(Records that describe figures)
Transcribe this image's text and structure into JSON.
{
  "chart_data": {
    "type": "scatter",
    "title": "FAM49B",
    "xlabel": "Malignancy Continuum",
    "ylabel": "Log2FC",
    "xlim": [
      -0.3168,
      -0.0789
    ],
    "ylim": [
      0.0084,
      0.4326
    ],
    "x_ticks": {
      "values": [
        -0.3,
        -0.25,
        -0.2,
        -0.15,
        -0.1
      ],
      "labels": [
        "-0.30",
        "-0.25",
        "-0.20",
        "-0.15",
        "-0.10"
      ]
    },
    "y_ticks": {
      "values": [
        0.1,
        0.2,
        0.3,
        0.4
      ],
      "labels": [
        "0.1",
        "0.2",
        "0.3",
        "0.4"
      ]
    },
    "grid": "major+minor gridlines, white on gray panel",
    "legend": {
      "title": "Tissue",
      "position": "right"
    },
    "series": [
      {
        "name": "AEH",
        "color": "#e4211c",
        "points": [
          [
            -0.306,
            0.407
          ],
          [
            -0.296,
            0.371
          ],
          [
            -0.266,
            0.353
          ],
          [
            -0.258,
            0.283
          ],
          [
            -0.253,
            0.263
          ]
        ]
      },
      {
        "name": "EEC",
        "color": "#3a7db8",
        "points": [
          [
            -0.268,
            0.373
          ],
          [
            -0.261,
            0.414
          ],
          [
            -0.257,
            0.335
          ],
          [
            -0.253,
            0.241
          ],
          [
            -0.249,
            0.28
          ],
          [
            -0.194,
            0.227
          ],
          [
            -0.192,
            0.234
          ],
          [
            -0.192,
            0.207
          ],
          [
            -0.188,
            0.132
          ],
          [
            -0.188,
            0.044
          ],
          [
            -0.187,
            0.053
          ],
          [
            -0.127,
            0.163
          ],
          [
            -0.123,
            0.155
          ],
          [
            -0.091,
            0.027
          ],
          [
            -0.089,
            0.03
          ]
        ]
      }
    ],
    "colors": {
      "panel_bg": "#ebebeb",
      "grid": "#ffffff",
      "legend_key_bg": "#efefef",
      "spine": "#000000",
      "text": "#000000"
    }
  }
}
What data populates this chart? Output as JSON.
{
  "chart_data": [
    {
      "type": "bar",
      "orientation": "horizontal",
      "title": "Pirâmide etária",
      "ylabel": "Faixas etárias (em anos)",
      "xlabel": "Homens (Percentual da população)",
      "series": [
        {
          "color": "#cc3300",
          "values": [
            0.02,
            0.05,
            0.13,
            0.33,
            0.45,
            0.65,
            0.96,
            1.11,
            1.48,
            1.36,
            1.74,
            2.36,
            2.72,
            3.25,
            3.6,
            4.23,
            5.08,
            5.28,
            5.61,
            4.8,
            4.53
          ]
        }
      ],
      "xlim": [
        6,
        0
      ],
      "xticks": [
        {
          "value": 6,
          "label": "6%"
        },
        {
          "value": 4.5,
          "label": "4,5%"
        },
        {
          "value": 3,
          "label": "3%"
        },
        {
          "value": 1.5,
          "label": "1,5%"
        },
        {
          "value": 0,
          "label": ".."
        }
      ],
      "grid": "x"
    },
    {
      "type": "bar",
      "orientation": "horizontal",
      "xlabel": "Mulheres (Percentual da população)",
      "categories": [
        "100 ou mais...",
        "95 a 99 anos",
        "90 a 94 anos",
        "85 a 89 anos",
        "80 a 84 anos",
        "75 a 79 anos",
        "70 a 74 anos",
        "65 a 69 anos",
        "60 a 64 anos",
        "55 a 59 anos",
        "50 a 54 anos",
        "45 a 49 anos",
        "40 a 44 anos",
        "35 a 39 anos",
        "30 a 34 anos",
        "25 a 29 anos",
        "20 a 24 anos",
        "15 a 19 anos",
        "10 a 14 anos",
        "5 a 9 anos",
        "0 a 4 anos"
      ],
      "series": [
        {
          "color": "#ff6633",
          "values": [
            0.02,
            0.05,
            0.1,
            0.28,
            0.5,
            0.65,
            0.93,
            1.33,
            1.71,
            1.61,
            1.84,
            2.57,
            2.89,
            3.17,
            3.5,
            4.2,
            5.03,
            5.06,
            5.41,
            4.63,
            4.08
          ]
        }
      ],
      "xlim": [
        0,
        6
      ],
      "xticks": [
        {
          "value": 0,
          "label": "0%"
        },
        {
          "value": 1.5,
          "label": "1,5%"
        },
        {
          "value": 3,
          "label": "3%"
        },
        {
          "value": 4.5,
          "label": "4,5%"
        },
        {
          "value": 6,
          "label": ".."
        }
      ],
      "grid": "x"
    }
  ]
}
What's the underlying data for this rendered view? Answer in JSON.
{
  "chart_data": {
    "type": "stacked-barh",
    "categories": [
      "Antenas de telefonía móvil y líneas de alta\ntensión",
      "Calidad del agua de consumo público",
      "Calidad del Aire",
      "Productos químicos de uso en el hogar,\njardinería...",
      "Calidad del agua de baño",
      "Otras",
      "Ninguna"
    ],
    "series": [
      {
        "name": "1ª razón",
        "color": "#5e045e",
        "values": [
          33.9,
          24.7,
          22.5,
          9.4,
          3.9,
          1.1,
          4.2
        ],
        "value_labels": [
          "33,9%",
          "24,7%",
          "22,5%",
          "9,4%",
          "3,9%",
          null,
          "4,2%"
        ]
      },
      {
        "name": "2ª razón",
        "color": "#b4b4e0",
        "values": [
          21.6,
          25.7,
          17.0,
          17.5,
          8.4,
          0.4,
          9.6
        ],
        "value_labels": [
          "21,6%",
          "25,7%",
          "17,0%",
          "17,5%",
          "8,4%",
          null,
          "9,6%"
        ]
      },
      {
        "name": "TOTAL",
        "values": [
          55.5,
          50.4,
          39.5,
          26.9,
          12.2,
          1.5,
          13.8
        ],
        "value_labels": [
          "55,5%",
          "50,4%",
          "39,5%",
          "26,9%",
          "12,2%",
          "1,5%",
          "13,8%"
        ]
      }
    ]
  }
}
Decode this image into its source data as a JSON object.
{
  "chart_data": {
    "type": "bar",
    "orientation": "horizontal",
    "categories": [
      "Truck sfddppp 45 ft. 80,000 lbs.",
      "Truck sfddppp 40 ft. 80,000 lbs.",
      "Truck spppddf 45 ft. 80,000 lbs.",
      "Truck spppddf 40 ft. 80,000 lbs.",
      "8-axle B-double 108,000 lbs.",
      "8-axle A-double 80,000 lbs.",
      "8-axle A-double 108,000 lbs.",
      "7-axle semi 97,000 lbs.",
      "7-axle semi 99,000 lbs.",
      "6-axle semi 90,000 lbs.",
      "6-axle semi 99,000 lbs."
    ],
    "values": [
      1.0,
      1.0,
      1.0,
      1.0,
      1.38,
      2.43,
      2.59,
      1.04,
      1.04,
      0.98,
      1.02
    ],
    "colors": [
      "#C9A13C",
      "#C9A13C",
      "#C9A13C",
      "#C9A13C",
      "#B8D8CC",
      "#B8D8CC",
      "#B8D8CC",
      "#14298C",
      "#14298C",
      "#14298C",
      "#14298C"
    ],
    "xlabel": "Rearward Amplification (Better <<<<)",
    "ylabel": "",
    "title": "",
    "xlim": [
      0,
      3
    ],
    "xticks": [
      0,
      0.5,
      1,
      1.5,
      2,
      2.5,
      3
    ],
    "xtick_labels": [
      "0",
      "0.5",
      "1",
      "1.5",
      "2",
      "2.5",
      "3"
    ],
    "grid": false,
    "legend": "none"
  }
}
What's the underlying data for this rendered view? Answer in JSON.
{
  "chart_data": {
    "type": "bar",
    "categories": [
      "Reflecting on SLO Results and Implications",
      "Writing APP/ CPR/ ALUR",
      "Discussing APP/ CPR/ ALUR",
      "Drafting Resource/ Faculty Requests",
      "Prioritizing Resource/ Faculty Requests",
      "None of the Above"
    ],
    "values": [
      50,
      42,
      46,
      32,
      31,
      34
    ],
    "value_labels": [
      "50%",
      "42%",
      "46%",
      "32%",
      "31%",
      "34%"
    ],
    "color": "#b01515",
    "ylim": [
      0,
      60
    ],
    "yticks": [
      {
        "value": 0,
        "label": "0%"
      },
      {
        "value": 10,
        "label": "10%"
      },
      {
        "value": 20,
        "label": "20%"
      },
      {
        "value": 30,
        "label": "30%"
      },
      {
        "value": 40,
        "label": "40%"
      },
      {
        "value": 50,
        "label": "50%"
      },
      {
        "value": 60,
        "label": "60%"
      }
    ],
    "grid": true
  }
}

[Short exercise] Count the lines above in which the word "name" appears, then state only that count.

[Completed exercise] 5